-- Source records --
-*-
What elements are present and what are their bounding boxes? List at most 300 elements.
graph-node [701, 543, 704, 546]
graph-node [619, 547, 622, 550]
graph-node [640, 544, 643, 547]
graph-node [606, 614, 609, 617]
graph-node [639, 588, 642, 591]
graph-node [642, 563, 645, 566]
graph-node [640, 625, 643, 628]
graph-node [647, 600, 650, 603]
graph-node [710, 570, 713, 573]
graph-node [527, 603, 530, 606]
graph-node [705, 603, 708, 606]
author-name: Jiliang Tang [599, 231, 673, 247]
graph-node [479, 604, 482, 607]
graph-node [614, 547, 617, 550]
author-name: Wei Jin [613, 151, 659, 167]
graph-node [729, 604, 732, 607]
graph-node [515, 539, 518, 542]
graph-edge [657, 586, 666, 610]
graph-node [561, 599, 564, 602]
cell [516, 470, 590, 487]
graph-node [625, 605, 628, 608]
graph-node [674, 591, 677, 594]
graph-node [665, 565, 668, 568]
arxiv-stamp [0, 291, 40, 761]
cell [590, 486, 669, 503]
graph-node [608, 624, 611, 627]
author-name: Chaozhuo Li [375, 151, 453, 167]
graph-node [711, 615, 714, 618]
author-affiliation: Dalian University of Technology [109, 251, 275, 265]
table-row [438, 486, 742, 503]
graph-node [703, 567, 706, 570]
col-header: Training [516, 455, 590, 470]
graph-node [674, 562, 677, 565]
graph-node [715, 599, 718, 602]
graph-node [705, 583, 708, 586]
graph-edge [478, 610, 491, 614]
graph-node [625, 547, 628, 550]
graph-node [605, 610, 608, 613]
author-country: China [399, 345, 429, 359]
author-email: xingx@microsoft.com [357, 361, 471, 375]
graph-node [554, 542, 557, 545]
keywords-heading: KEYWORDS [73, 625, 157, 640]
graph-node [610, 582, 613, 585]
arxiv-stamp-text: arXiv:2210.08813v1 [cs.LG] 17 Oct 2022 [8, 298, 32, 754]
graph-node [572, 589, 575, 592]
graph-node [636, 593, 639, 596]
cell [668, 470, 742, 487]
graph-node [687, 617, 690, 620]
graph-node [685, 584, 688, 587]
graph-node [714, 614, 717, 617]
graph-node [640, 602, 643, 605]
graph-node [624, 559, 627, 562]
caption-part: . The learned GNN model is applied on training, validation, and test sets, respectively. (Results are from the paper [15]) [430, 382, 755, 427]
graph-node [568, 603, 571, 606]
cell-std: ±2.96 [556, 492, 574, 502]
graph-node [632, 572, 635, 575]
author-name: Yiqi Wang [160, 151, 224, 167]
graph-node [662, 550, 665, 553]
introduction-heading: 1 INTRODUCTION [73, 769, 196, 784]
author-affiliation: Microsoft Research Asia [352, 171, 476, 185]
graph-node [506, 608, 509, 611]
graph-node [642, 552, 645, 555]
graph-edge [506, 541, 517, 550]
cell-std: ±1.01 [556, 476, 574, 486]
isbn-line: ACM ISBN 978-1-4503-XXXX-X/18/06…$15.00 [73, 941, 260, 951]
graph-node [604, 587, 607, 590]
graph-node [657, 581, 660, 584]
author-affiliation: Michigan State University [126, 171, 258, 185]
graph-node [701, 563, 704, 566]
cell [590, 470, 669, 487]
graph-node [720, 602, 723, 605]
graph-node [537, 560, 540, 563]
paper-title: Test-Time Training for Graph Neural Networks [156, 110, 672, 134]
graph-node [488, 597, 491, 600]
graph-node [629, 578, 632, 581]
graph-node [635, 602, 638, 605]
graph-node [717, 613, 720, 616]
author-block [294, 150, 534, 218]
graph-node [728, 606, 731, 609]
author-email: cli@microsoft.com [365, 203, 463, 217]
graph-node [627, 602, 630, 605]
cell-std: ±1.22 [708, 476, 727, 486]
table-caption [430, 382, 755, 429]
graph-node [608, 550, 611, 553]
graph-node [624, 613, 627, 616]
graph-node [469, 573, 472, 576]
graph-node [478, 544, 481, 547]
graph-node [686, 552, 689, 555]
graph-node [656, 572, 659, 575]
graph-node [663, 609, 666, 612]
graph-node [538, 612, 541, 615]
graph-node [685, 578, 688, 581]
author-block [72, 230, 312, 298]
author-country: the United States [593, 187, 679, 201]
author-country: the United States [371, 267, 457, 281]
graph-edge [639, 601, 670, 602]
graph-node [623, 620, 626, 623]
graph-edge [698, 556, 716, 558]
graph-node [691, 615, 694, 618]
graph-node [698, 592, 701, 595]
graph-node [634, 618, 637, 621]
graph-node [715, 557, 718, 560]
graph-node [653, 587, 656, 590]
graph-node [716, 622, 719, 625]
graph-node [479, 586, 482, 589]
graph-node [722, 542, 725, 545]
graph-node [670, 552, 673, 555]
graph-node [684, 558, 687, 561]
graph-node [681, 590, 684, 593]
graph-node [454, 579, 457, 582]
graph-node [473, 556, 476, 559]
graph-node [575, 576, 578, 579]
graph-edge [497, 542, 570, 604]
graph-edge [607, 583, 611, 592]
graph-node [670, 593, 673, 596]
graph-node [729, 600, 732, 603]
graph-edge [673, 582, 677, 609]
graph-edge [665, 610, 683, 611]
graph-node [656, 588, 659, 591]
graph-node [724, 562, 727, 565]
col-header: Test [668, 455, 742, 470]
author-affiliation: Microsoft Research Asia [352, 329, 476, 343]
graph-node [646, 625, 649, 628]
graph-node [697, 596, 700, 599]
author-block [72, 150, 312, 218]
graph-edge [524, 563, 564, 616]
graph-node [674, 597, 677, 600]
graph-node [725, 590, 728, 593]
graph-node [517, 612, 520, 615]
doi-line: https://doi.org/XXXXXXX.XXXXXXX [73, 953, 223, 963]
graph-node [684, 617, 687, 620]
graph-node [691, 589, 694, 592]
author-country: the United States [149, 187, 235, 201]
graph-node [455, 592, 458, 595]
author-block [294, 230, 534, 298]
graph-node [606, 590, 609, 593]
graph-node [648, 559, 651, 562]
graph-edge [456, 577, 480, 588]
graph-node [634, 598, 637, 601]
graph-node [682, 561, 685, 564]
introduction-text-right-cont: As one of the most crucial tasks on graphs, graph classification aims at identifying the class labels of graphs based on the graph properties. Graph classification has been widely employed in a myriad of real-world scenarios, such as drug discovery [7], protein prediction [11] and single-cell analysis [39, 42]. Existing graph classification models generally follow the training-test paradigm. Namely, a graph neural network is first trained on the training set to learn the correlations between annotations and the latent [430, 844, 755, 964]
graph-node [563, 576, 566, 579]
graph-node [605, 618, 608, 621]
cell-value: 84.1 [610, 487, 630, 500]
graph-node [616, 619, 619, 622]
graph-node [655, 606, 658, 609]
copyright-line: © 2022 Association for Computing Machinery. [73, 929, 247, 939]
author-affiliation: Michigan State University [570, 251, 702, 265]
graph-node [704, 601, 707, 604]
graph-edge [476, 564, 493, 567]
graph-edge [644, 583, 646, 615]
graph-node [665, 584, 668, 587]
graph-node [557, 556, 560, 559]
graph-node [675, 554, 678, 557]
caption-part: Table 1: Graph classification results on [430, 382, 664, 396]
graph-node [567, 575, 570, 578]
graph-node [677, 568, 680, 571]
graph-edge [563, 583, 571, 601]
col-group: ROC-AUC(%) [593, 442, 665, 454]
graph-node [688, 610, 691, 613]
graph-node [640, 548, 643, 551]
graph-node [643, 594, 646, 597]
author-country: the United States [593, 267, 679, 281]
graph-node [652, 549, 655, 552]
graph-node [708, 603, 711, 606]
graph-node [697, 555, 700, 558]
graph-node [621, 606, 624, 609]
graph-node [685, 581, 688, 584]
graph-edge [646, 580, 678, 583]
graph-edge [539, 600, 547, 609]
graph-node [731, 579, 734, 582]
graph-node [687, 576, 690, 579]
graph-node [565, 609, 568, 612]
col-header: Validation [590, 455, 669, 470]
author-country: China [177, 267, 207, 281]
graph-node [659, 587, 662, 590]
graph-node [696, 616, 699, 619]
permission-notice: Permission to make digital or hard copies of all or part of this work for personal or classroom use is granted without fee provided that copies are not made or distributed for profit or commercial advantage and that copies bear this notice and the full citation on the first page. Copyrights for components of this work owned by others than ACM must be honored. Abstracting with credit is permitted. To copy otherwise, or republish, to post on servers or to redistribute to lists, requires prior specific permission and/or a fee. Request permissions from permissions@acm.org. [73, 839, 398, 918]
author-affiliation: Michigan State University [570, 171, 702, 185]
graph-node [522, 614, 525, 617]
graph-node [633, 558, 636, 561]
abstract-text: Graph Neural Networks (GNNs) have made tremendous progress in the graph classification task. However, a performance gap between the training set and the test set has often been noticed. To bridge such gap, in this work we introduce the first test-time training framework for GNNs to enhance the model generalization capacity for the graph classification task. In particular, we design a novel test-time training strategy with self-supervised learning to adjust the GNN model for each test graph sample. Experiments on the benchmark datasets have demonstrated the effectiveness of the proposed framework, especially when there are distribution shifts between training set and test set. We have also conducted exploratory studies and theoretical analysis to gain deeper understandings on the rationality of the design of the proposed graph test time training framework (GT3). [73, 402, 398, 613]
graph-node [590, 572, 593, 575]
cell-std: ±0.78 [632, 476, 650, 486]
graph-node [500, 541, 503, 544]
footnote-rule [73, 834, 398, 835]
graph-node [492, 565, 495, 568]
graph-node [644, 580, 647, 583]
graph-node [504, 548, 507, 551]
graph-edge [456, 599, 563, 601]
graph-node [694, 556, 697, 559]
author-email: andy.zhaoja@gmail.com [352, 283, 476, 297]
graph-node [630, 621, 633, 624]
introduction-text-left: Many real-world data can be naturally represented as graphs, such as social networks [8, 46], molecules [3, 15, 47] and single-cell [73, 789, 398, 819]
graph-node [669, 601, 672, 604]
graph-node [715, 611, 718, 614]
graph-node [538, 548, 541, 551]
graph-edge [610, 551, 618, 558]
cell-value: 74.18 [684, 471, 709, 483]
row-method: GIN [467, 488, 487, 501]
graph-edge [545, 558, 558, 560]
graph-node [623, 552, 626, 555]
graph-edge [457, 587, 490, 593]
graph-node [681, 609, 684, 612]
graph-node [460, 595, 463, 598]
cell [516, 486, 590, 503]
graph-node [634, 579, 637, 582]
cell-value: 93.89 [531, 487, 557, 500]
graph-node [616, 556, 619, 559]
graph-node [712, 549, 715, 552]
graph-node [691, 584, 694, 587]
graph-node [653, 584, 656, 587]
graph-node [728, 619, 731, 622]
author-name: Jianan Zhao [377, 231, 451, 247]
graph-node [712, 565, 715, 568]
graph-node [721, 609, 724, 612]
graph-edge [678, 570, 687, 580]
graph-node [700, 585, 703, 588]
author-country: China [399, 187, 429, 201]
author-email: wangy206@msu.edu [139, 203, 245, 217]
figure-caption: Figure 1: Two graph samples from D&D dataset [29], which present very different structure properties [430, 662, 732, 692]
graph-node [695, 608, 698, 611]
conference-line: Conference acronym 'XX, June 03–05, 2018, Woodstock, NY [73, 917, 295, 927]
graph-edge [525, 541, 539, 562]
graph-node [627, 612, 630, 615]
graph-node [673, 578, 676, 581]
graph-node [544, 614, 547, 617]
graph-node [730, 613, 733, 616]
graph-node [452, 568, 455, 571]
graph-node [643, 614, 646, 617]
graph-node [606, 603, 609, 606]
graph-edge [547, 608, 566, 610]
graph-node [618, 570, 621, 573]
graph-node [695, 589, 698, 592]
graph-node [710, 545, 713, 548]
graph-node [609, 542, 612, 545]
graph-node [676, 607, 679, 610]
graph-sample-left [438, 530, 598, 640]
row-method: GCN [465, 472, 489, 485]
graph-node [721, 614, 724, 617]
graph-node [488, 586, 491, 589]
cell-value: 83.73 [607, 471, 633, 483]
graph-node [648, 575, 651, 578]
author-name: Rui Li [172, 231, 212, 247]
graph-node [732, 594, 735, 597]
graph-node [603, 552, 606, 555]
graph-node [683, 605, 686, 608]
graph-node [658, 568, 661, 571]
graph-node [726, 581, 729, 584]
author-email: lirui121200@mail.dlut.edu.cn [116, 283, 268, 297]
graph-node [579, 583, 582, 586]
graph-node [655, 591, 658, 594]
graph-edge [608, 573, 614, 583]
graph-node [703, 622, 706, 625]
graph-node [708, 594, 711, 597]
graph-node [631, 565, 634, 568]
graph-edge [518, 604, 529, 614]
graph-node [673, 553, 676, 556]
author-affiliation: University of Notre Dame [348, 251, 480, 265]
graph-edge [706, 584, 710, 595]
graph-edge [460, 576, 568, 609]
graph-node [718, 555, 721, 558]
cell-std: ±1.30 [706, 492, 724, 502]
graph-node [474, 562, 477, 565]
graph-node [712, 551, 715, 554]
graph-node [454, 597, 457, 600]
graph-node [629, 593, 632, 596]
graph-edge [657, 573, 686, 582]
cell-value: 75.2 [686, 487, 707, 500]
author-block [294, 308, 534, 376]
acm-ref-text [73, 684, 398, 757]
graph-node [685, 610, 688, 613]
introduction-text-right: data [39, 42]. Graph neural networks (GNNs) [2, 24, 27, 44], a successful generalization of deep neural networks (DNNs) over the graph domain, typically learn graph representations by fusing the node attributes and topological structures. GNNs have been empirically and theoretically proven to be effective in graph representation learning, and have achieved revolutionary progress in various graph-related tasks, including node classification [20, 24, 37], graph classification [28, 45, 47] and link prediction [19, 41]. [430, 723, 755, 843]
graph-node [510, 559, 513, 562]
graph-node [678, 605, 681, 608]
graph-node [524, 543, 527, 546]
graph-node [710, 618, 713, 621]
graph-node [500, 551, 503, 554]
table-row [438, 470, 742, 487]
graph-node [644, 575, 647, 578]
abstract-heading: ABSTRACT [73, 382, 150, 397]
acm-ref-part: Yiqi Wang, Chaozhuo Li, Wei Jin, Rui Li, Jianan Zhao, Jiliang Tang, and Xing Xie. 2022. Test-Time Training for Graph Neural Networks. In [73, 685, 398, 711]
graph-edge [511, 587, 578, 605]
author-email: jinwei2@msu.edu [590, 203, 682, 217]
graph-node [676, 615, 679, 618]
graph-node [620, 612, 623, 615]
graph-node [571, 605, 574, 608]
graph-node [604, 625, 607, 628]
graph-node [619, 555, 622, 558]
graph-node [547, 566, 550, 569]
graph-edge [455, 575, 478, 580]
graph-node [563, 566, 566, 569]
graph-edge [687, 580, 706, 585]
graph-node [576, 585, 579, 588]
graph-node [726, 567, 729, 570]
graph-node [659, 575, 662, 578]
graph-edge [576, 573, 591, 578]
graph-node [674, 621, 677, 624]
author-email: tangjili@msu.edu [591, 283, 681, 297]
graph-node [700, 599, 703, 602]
-*-
-- Work instructions --
What is the number of lines in the records above that include the word "left"? Reply with that number and nothing more.

-- Result --
2